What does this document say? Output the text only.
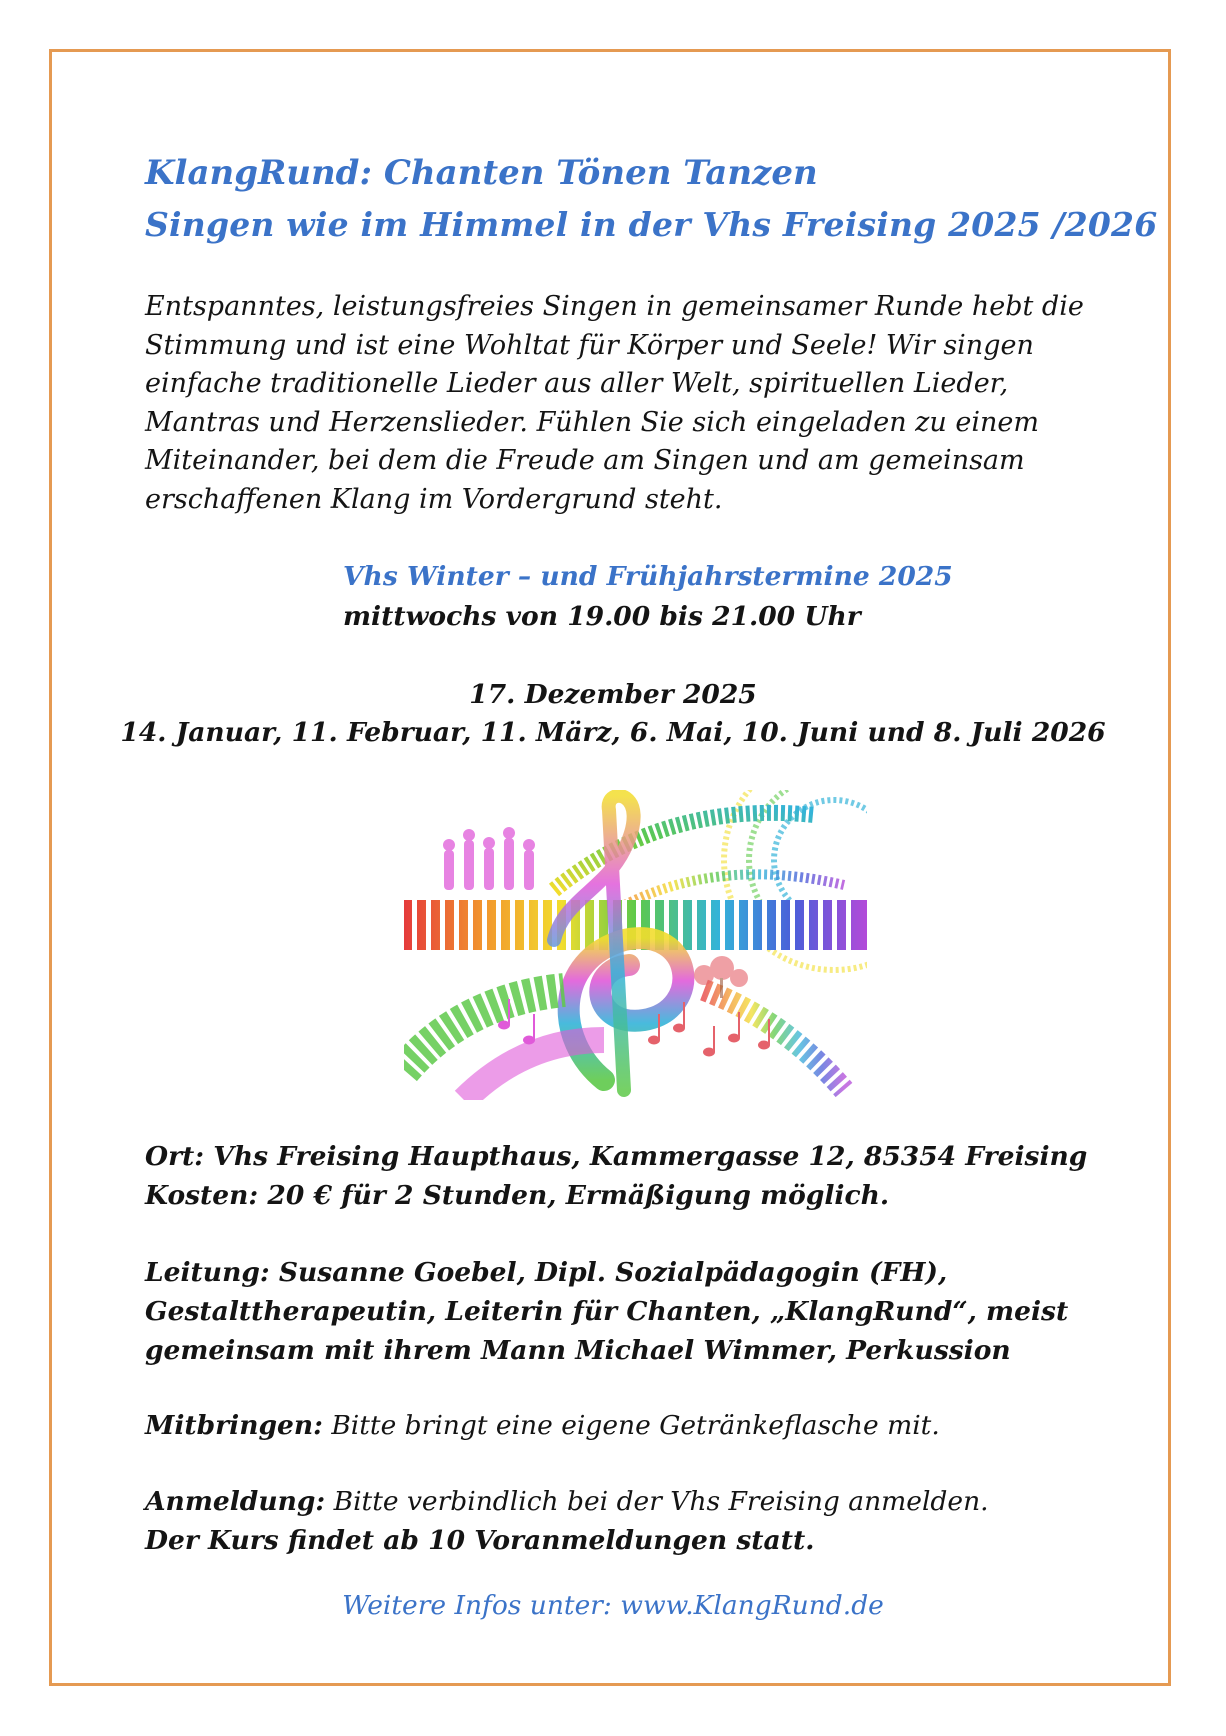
KlangRund: Chanten Tönen Tanzen
Singen wie im Himmel in der Vhs Freising 2025 /2026
Entspanntes, leistungsfreies Singen in gemeinsamer Runde hebt die
Stimmung und ist eine Wohltat für Körper und Seele! Wir singen
einfache traditionelle Lieder aus aller Welt, spirituellen Lieder,
Mantras und Herzenslieder. Fühlen Sie sich eingeladen zu einem
Miteinander, bei dem die Freude am Singen und am gemeinsam
erschaffenen Klang im Vordergrund steht.
Vhs Winter – und Frühjahrstermine 2025
mittwochs von 19.00 bis 21.00 Uhr
17. Dezember 2025
14. Januar, 11. Februar, 11. März, 6. Mai, 10. Juni und 8. Juli 2026
Ort: Vhs Freising Haupthaus, Kammergasse 12, 85354 Freising
Kosten: 20 € für 2 Stunden, Ermäßigung möglich.
Leitung: Susanne Goebel, Dipl. Sozialpädagogin (FH),
Gestalttherapeutin, Leiterin für Chanten, „KlangRund“, meist
gemeinsam mit ihrem Mann Michael Wimmer, Perkussion
Mitbringen: Bitte bringt eine eigene Getränkeflasche mit.
Anmeldung: Bitte verbindlich bei der Vhs Freising anmelden.
Der Kurs findet ab 10 Voranmeldungen statt.
Weitere Infos unter: www.KlangRund.de
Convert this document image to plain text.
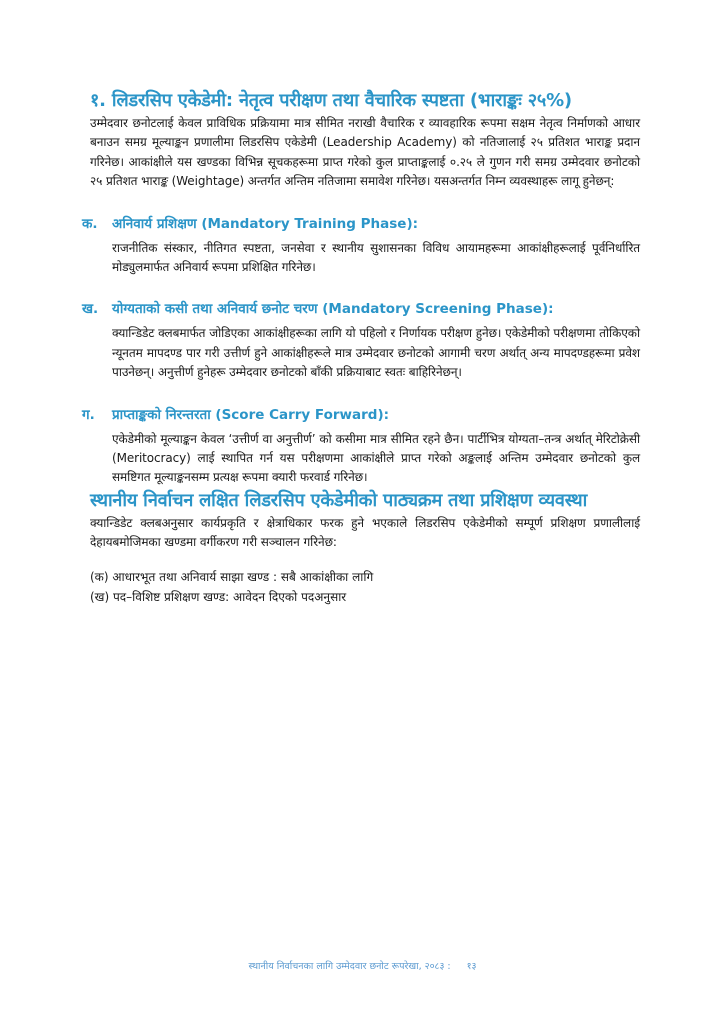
१. लिडरसिप एकेडेमी: नेतृत्व परीक्षण तथा वैचारिक स्पष्टता (भाराङ्कः २५%)

उम्मेदवार छनोटलाई केवल प्राविधिक प्रक्रियामा मात्र सीमित नराखी वैचारिक र व्यावहारिक रूपमा सक्षम नेतृत्व निर्माणको आधार बनाउन समग्र मूल्याङ्कन प्रणालीमा लिडरसिप एकेडेमी (Leadership Academy) को नतिजालाई २५ प्रतिशत भाराङ्क प्रदान गरिनेछ। आकांक्षीले यस खण्डका विभिन्न सूचकहरूमा प्राप्त गरेको कुल प्राप्ताङ्कलाई ०.२५ ले गुणन गरी समग्र उम्मेदवार छनोटको २५ प्रतिशत भाराङ्क (Weightage) अन्तर्गत अन्तिम नतिजामा समावेश गरिनेछ। यसअन्तर्गत निम्न व्यवस्थाहरू लागू हुनेछन्:

क.	अनिवार्य प्रशिक्षण (Mandatory Training Phase):

राजनीतिक संस्कार, नीतिगत स्पष्टता, जनसेवा र स्थानीय सुशासनका विविध आयामहरूमा आकांक्षीहरूलाई पूर्वनिर्धारित मोड्युलमार्फत अनिवार्य रूपमा प्रशिक्षित गरिनेछ।

ख.	योग्यताको कसी तथा अनिवार्य छनोट चरण (Mandatory Screening Phase):

क्यान्डिडेट क्लबमार्फत जोडिएका आकांक्षीहरूका लागि यो पहिलो र निर्णायक परीक्षण हुनेछ। एकेडेमीको परीक्षणमा तोकिएको न्यूनतम मापदण्ड पार गरी उत्तीर्ण हुने आकांक्षीहरूले मात्र उम्मेदवार छनोटको आगामी चरण अर्थात् अन्य मापदण्डहरूमा प्रवेश पाउनेछन्। अनुत्तीर्ण हुनेहरू उम्मेदवार छनोटको बाँकी प्रक्रियाबाट स्वतः बाहिरिनेछन्।

ग.	प्राप्ताङ्कको निरन्तरता (Score Carry Forward):

एकेडेमीको मूल्याङ्कन केवल ‘उत्तीर्ण वा अनुत्तीर्ण’ को कसीमा मात्र सीमित रहने छैन। पार्टीभित्र योग्यता–तन्त्र अर्थात् मेरिटोक्रेसी (Meritocracy) लाई स्थापित गर्न यस परीक्षणमा आकांक्षीले प्राप्त गरेको अङ्कलाई अन्तिम उम्मेदवार छनोटको कुल समष्टिगत मूल्याङ्कनसम्म प्रत्यक्ष रूपमा क्यारी फरवार्ड गरिनेछ।

स्थानीय निर्वाचन लक्षित लिडरसिप एकेडेमीको पाठ्यक्रम तथा प्रशिक्षण व्यवस्था

क्यान्डिडेट क्लबअनुसार कार्यप्रकृति र क्षेत्राधिकार फरक हुने भएकाले लिडरसिप एकेडेमीको सम्पूर्ण प्रशिक्षण प्रणालीलाई देहायबमोजिमका खण्डमा वर्गीकरण गरी सञ्चालन गरिनेछ:

(क) आधारभूत तथा अनिवार्य साझा खण्ड : सबै आकांक्षीका लागि

(ख) पद–विशिष्ट प्रशिक्षण खण्ड: आवेदन दिएको पदअनुसार

स्थानीय निर्वाचनका लागि उम्मेदवार छनोट रूपरेखा, २०८३ : १३
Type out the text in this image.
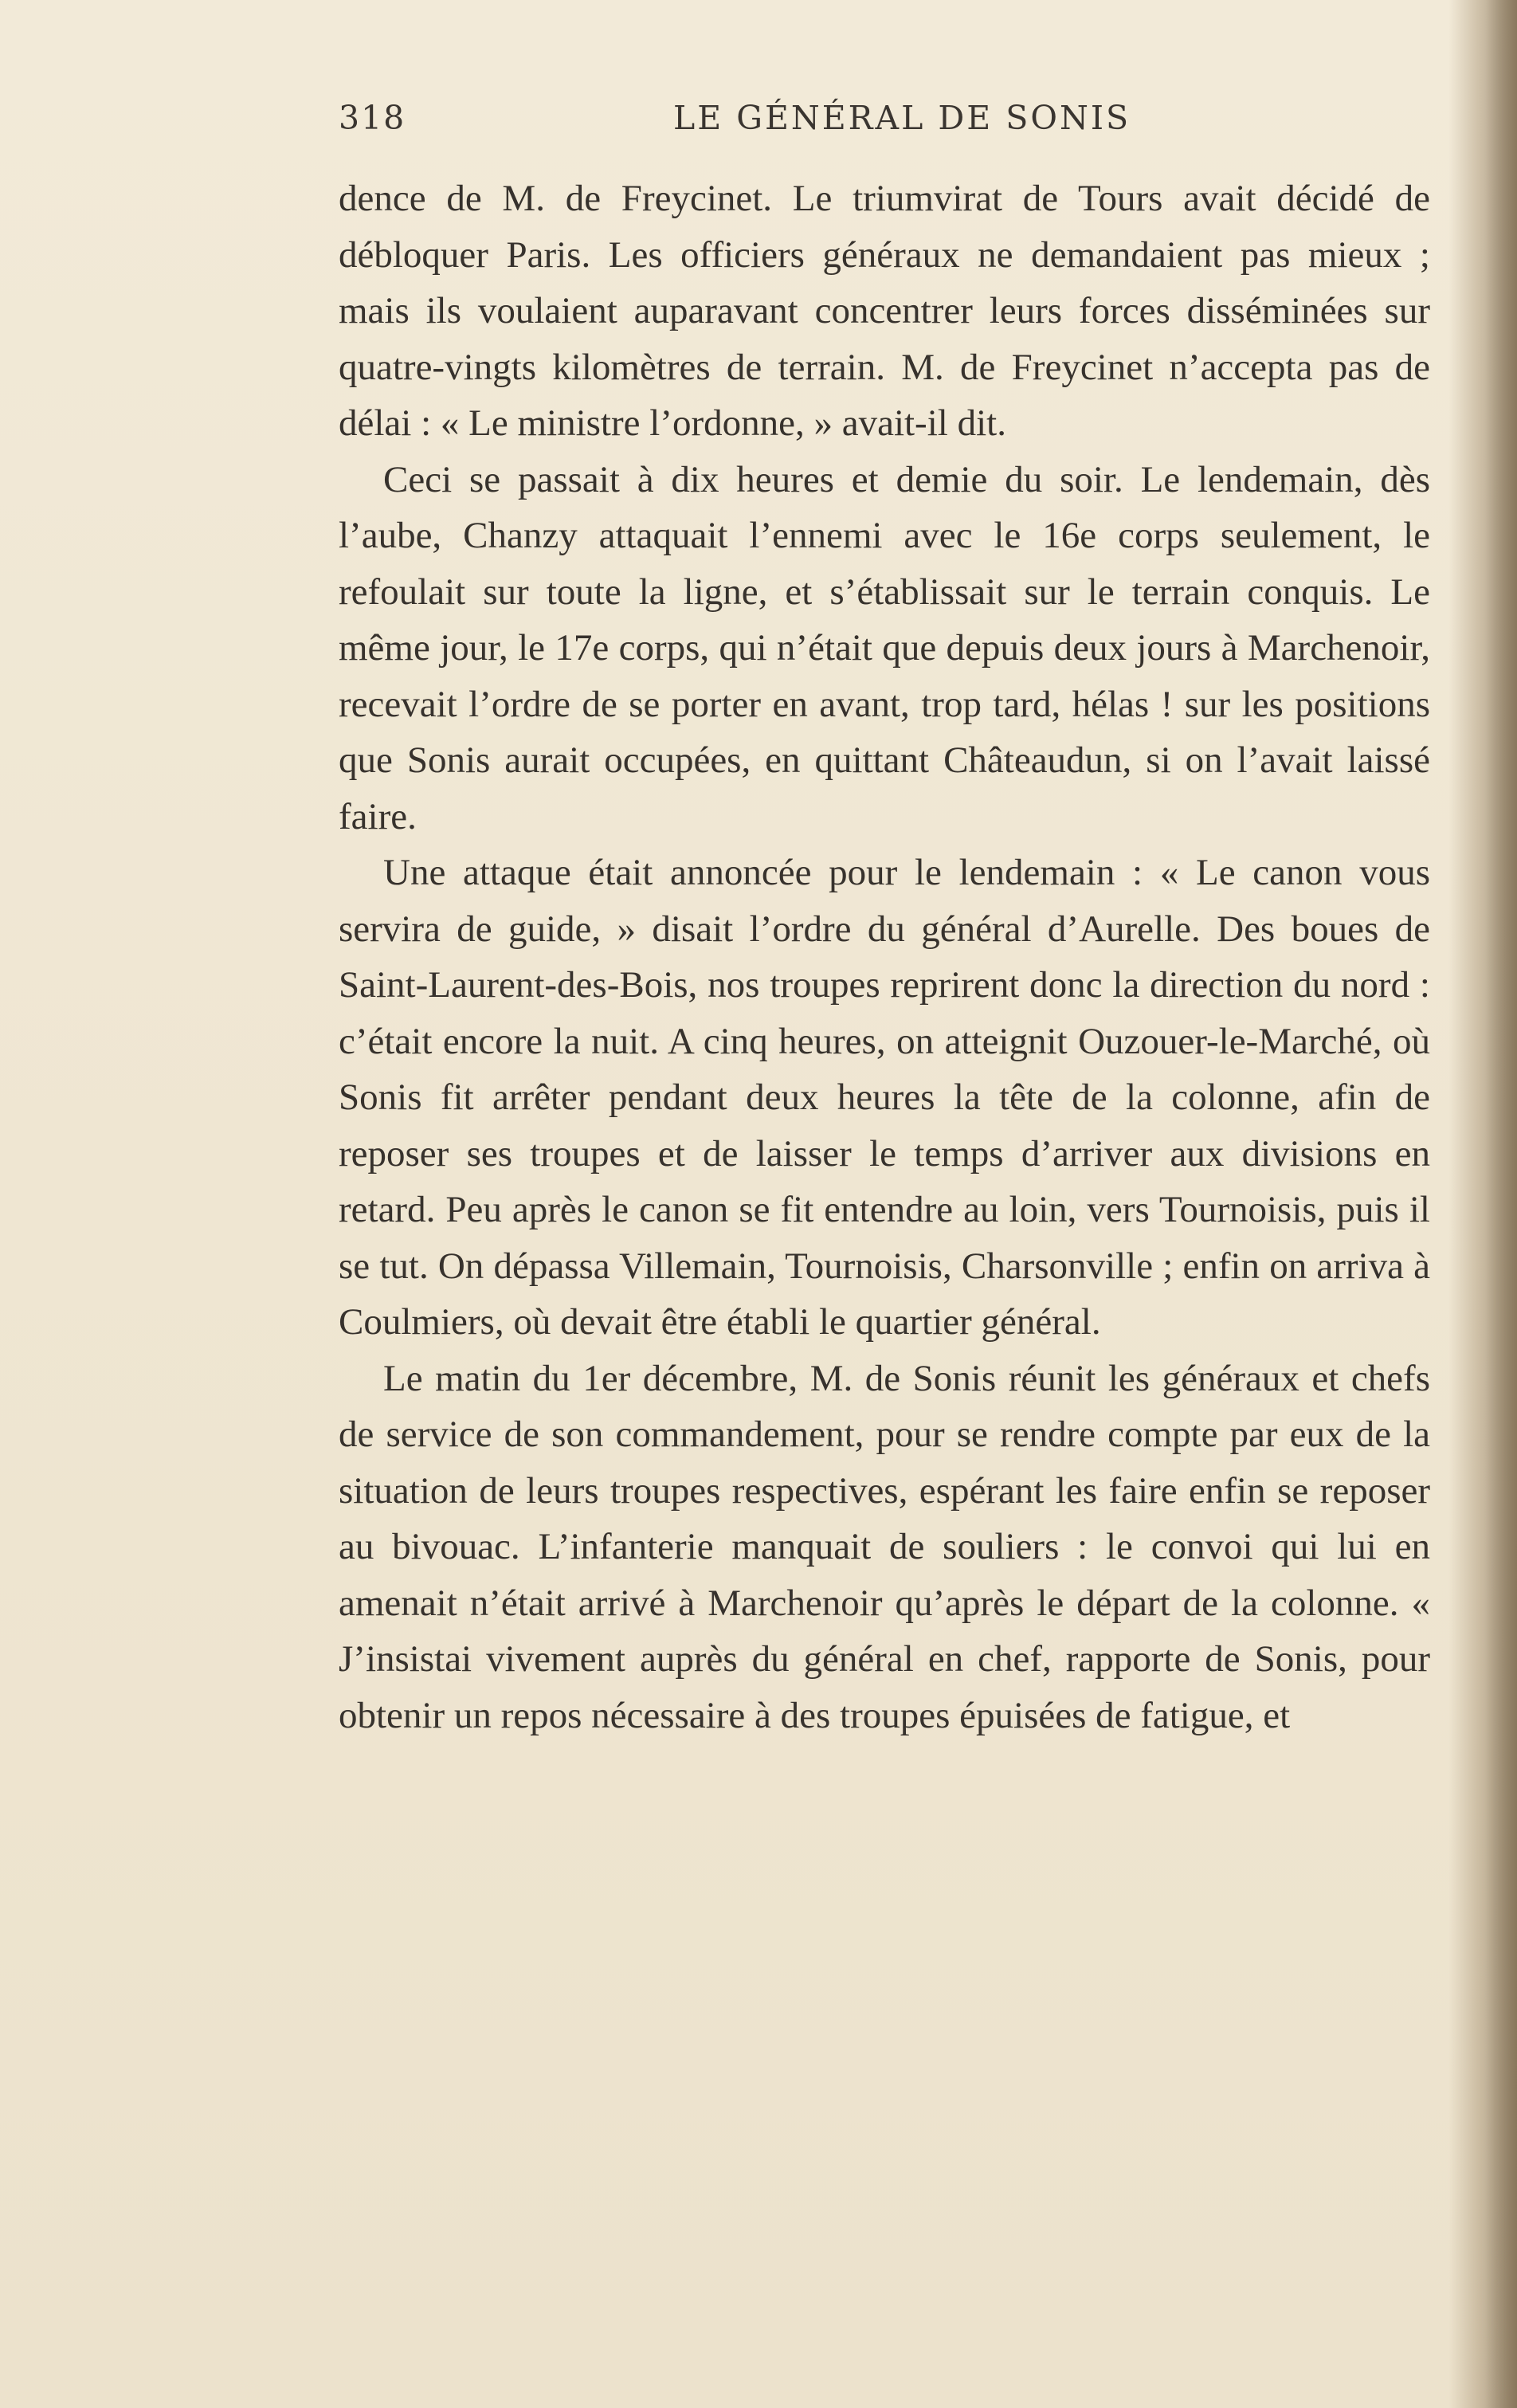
318	LE GÉNÉRAL DE SONIS

dence de M. de Freycinet. Le triumvirat de Tours avait décidé de débloquer Paris. Les officiers généraux ne demandaient pas mieux ; mais ils voulaient auparavant concentrer leurs forces disséminées sur quatre-vingts kilomètres de terrain. M. de Freycinet n’accepta pas de délai : « Le ministre l’ordonne, » avait-il dit.

Ceci se passait à dix heures et demie du soir. Le lendemain, dès l’aube, Chanzy attaquait l’ennemi avec le 16e corps seulement, le refoulait sur toute la ligne, et s’établissait sur le terrain conquis. Le même jour, le 17e corps, qui n’était que depuis deux jours à Marchenoir, recevait l’ordre de se porter en avant, trop tard, hélas ! sur les positions que Sonis aurait occupées, en quittant Châteaudun, si on l’avait laissé faire.

Une attaque était annoncée pour le lendemain : « Le canon vous servira de guide, » disait l’ordre du général d’Aurelle. Des boues de Saint-Laurent-des-Bois, nos troupes reprirent donc la direction du nord : c’était encore la nuit. A cinq heures, on atteignit Ouzouer-le-Marché, où Sonis fit arrêter pendant deux heures la tête de la colonne, afin de reposer ses troupes et de laisser le temps d’arriver aux divisions en retard. Peu après le canon se fit entendre au loin, vers Tournoisis, puis il se tut. On dépassa Villemain, Tournoisis, Charsonville ; enfin on arriva à Coulmiers, où devait être établi le quartier général.

Le matin du 1er décembre, M. de Sonis réunit les généraux et chefs de service de son commandement, pour se rendre compte par eux de la situation de leurs troupes respectives, espérant les faire enfin se reposer au bivouac. L’infanterie manquait de souliers : le convoi qui lui en amenait n’était arrivé à Marchenoir qu’après le départ de la colonne. « J’insistai vivement auprès du général en chef, rapporte de Sonis, pour obtenir un repos nécessaire à des troupes épuisées de fatigue, et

..............................

| Exercise brief |
Return only the number of lines in the preceding records that contain the string "colonne".

| Result below |
2